[BEGIN Stored records]

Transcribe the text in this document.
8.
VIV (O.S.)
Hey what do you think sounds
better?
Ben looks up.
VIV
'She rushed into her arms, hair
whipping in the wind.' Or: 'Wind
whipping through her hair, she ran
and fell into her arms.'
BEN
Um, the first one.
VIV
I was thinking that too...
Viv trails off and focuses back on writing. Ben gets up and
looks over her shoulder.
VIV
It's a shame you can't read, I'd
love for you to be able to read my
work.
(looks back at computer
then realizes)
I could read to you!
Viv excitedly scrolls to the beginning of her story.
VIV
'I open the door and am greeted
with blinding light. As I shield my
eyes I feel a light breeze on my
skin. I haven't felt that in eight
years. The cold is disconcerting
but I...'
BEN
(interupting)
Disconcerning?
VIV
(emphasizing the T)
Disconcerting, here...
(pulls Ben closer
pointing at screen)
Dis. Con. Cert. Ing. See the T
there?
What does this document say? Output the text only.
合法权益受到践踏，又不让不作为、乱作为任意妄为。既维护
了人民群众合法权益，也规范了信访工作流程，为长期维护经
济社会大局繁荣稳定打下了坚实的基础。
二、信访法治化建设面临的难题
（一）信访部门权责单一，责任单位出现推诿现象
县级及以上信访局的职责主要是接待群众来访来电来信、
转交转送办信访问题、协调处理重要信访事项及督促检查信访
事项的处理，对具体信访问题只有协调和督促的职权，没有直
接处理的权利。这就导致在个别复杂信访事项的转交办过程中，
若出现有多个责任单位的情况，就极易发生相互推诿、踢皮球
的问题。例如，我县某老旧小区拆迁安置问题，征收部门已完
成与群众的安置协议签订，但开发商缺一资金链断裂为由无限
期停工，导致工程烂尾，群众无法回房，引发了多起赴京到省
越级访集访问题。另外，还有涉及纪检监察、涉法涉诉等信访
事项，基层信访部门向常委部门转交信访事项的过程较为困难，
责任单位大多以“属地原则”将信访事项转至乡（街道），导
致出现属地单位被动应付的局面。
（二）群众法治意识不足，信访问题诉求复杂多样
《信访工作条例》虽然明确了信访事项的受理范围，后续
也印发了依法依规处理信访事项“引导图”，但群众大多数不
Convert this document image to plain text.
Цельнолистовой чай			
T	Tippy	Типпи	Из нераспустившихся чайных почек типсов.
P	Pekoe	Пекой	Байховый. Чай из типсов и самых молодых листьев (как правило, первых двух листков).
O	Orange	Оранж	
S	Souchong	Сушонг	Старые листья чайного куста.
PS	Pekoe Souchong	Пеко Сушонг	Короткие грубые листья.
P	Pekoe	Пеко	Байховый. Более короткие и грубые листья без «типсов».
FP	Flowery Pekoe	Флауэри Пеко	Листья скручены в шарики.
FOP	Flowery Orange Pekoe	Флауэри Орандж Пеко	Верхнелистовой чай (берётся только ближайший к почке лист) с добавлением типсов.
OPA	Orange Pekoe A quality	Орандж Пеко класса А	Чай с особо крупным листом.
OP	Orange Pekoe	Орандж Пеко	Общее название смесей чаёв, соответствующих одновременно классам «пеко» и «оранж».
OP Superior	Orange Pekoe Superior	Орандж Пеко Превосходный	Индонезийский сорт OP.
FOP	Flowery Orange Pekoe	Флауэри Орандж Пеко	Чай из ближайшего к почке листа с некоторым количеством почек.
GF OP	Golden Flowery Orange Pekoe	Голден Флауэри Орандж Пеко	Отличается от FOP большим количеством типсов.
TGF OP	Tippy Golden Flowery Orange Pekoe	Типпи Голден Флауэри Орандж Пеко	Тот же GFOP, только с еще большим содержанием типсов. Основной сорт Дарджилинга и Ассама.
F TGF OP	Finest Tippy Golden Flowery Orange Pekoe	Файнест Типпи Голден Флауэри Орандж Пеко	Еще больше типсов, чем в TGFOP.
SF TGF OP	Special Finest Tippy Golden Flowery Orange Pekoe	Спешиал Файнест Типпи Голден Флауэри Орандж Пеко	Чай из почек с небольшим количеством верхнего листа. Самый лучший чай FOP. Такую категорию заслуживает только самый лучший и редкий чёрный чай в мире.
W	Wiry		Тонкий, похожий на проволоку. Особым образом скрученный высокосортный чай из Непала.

[END Stored records]

• [Aim of the exercise] Where a line above includes "Байховый", copy that line.

• [Complete answer]
P	Pekoe	Пекой	Байховый. Чай из типсов и самых молодых листьев (как правило, первых двух листков).
P	Pekoe	Пеко	Байховый. Более короткие и грубые листья без «типсов».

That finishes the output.